**Work to be completed**. Copy each line of the items below verbatim, omitting the pictures.

**Material supplied**.
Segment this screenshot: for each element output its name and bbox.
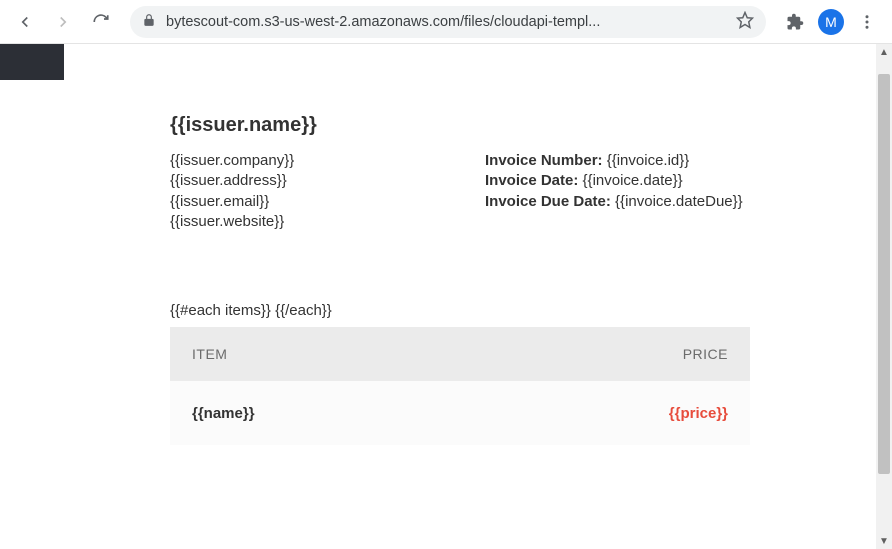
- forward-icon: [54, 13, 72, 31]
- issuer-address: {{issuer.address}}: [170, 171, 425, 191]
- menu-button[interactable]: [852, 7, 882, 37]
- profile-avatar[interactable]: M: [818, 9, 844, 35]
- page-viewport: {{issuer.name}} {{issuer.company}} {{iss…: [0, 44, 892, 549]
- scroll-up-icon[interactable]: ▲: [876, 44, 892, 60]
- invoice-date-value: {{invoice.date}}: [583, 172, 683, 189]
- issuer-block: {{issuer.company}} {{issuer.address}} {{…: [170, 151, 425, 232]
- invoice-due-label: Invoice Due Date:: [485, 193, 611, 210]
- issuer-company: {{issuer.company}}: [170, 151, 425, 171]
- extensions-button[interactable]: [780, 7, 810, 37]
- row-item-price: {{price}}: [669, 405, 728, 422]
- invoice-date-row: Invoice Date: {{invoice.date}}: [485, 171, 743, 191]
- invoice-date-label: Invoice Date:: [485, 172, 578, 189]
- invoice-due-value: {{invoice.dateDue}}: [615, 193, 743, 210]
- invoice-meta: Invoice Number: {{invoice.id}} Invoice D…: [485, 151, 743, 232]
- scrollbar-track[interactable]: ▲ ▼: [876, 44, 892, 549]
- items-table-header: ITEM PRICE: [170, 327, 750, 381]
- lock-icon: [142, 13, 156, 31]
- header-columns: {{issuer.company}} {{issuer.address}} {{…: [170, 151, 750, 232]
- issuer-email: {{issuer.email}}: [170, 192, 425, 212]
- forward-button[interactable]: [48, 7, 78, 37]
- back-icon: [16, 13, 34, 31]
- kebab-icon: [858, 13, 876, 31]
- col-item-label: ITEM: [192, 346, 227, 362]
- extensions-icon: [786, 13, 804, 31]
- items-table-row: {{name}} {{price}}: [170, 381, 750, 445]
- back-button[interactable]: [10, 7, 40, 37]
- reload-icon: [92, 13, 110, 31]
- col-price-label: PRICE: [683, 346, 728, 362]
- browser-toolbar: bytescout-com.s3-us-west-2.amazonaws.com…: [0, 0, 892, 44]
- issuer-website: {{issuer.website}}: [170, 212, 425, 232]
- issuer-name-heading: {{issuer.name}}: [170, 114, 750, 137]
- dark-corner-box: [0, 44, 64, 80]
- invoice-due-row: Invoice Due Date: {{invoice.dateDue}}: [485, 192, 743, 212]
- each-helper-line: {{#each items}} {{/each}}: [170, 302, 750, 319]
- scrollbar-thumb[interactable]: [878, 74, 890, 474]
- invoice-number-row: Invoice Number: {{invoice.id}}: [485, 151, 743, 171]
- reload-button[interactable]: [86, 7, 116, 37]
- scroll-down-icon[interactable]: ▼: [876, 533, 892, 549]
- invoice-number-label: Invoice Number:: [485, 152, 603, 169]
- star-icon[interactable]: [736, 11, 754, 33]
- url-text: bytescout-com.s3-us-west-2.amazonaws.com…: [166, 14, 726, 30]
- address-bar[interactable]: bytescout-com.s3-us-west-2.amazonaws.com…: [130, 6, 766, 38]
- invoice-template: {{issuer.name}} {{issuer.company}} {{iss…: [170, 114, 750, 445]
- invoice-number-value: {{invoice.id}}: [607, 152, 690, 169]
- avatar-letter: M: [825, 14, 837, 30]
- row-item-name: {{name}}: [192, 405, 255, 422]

**Output below**.
Segment this screenshot: for each element output its name and bbox.
- forward-icon: [54, 13, 72, 31]
- issuer-address: {{issuer.address}}: [170, 171, 425, 191]
- menu-button[interactable]: [852, 7, 882, 37]
- profile-avatar[interactable]: M: [818, 9, 844, 35]
- page-viewport: {{issuer.name}} {{issuer.company}} {{iss…: [0, 44, 892, 549]
- scroll-up-icon[interactable]: ▲: [876, 44, 892, 60]
- invoice-date-value: {{invoice.date}}: [583, 172, 683, 189]
- issuer-block: {{issuer.company}} {{issuer.address}} {{…: [170, 151, 425, 232]
- invoice-due-label: Invoice Due Date:: [485, 193, 611, 210]
- issuer-company: {{issuer.company}}: [170, 151, 425, 171]
- extensions-button[interactable]: [780, 7, 810, 37]
- row-item-price: {{price}}: [669, 405, 728, 422]
- invoice-date-row: Invoice Date: {{invoice.date}}: [485, 171, 743, 191]
- invoice-date-label: Invoice Date:: [485, 172, 578, 189]
- invoice-due-value: {{invoice.dateDue}}: [615, 193, 743, 210]
- invoice-meta: Invoice Number: {{invoice.id}} Invoice D…: [485, 151, 743, 232]
- scrollbar-track[interactable]: ▲ ▼: [876, 44, 892, 549]
- items-table-header: ITEM PRICE: [170, 327, 750, 381]
- lock-icon: [142, 13, 156, 31]
- header-columns: {{issuer.company}} {{issuer.address}} {{…: [170, 151, 750, 232]
- issuer-email: {{issuer.email}}: [170, 192, 425, 212]
- forward-button[interactable]: [48, 7, 78, 37]
- back-icon: [16, 13, 34, 31]
- kebab-icon: [858, 13, 876, 31]
- col-item-label: ITEM: [192, 346, 227, 362]
- extensions-icon: [786, 13, 804, 31]
- items-table-row: {{name}} {{price}}: [170, 381, 750, 445]
- back-button[interactable]: [10, 7, 40, 37]
- reload-icon: [92, 13, 110, 31]
- col-price-label: PRICE: [683, 346, 728, 362]
- browser-toolbar: bytescout-com.s3-us-west-2.amazonaws.com…: [0, 0, 892, 44]
- issuer-website: {{issuer.website}}: [170, 212, 425, 232]
- issuer-name-heading: {{issuer.name}}: [170, 114, 750, 137]
- dark-corner-box: [0, 44, 64, 80]
- invoice-due-row: Invoice Due Date: {{invoice.dateDue}}: [485, 192, 743, 212]
- each-helper-line: {{#each items}} {{/each}}: [170, 302, 750, 319]
- scrollbar-thumb[interactable]: [878, 74, 890, 474]
- invoice-number-row: Invoice Number: {{invoice.id}}: [485, 151, 743, 171]
- reload-button[interactable]: [86, 7, 116, 37]
- scroll-down-icon[interactable]: ▼: [876, 533, 892, 549]
- invoice-number-label: Invoice Number:: [485, 152, 603, 169]
- star-icon[interactable]: [736, 11, 754, 33]
- url-text: bytescout-com.s3-us-west-2.amazonaws.com…: [166, 14, 726, 30]
- address-bar[interactable]: bytescout-com.s3-us-west-2.amazonaws.com…: [130, 6, 766, 38]
- invoice-template: {{issuer.name}} {{issuer.company}} {{iss…: [170, 114, 750, 445]
- invoice-number-value: {{invoice.id}}: [607, 152, 690, 169]
- avatar-letter: M: [825, 14, 837, 30]
- row-item-name: {{name}}: [192, 405, 255, 422]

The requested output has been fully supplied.